> [Text]

........

Beefy Boxes and Bandwidth Generously Provided by pair Networks
Just another Perl shrine
 
PerlMonks  

combined into a single regex

by arcnon (Monk)
on Dec 27, 2005 at 03:48 UTC ( [id://519243]=perlquestion: print w/replies, xml ) Need Help??

arcnon has asked for the wisdom of the Perl Monks concerning the following question:

I realize that there is Test::Numeric but I can't get it to install.

Unforunately I can't seem to get [^\.\-] to work into a single regex. Here is what I am tring to accomplish.

my @data = (-123.004,-.008,0,-0,.0987,1.0,12345,'d','test'); foreach my $value (@data){ $value = char_test($value); if ( $value =~/-?(\d?|\d+)\.?(\d?|\d+)/ && $value ne 'error' ){ print "true\n"; } else{ print "false\n"; } } sub char_test{ my $value = shift; my @chars = $value =~/\D/g; foreach my $char (@chars){ if ($char ne '-' && $char ne '.'){ return 'error'; } } return $value; } OUTPUT: true true true true true true true false false

Replies are listed 'Best First'.
Re: combined into a single regex
by helphand (Pilgrim) on Dec 27, 2005 at 04:15 UTC

    Not entirely sure I understand your question, but assuming you are trying to eliminate the char_test stuff, try this...

    my @data = (-123.004,-.008,0,-0,.0987,1.0,12345,'d','test'); foreach my $value (@data){ if ( $value =~ /^-?(\d?|\d+)\.?(\d?|\d+)$/ ){ print "true\n"; } else{ print "false\n"; } }

      I think, this would be equivalent:
      /^-?(\d*)\.?(\d*)$/
      OTOH: I wouldn't consider "-." a legal number.

      So maybe this is better?
      /^-?((\d+\.\d*)|(\.?\d+))$/
      This wouldn't capture like yours does, but the captured parts aren't used. So you might want to consider using (?:...)...


      s$$([},&%#}/&/]+}%&{})*;#$&&s&&$^X.($'^"%]=\&(|?*{%
      +.+=%;.#_}\&"^"-+%*).}%:##%}={~=~:.")&e&&s""`$''`"e
      thanks thats it.

      I made a litle change youre regexp and tried to analyze

      my @data = (-123.004,-.008,0,-0,.0987,1.1,12345,'d','test'); foreach my $value (@data){ if ( $value =~ /(^-?)(\d?|\d+)(\.?)(\d?|\d+)$/){ print "$1 - $2 - $3 - $4 true\n"; } else{ print "false\n"; } }

      For this analyze i ignored the process of $1 - first grouping, i think i can understand that, so we straight to second grouping

      For the $value = 123.004
      1. Move on to second group and pick the first alternative (\d?)
      2. "123" doesnt match (\d?), since (\d?) = match digit 1 or 0 times
      3. Backtrack 1 character.

........

> [Data]
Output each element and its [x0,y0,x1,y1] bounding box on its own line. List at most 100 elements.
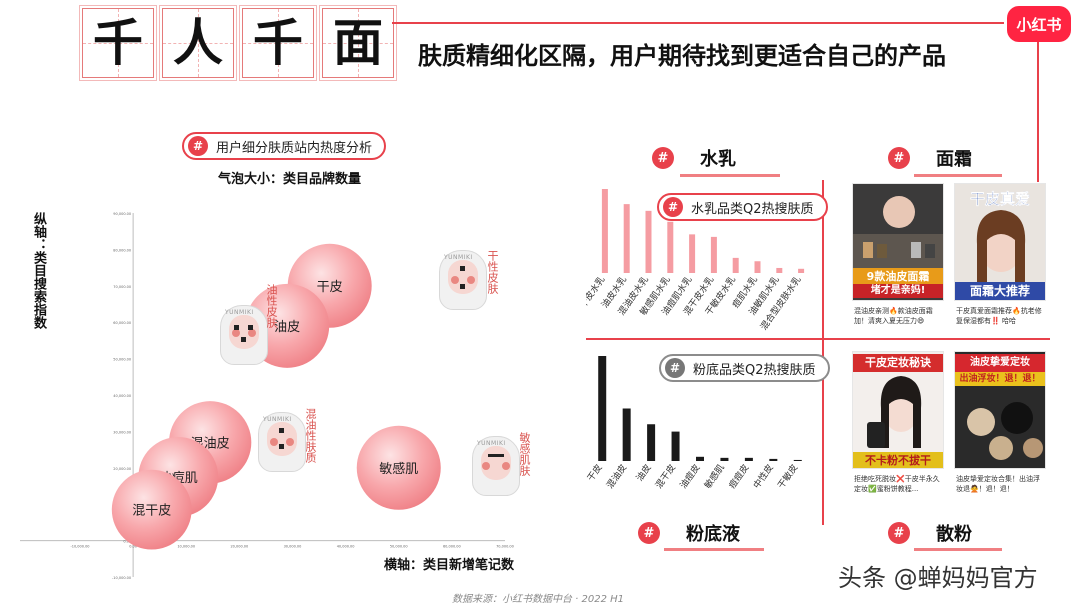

........

> [What you should do]
Carry on the Perl regex thread from the point where it stops. The data comes from a separate source.

> [Written answer]
      4. Pick the second alternative in the second group (\d+) or match digit 1 or more times, and it match, so we got "123" for $2
      5. Move on to the third group, (\.?) match "." 1 or 0 times, so we got "." for $3
      6. Move on to the fourth group, first alternative doesnt match so backtrack 1 character, try the second alternative and match "004", so we got "004" for $4.

      for the $value = 12345
      1. Move on to the second group and pick the first alternative (\d?)
      2. "12345" doesnt match (\d?)
      3. backtrack 1 character
      4. Pick the second alternative in the second group (\d+) or match digit 1 or more times, and we got "1" for $2, i am not sure about this, i keep thinking that we should get "12345" for $2 (is there something in third grouping (\.?) ?)
      5. Move on to the third group, "2345" doesnt match (\.?)
      6. Move on to the fourth group, "2345" doesnt match (\d?), (\d?) only match "2" in "2345".
      7. backtrack 1 character, try the second alternative (\d+) and "2345" match (\d+) or match digit 1 or more times.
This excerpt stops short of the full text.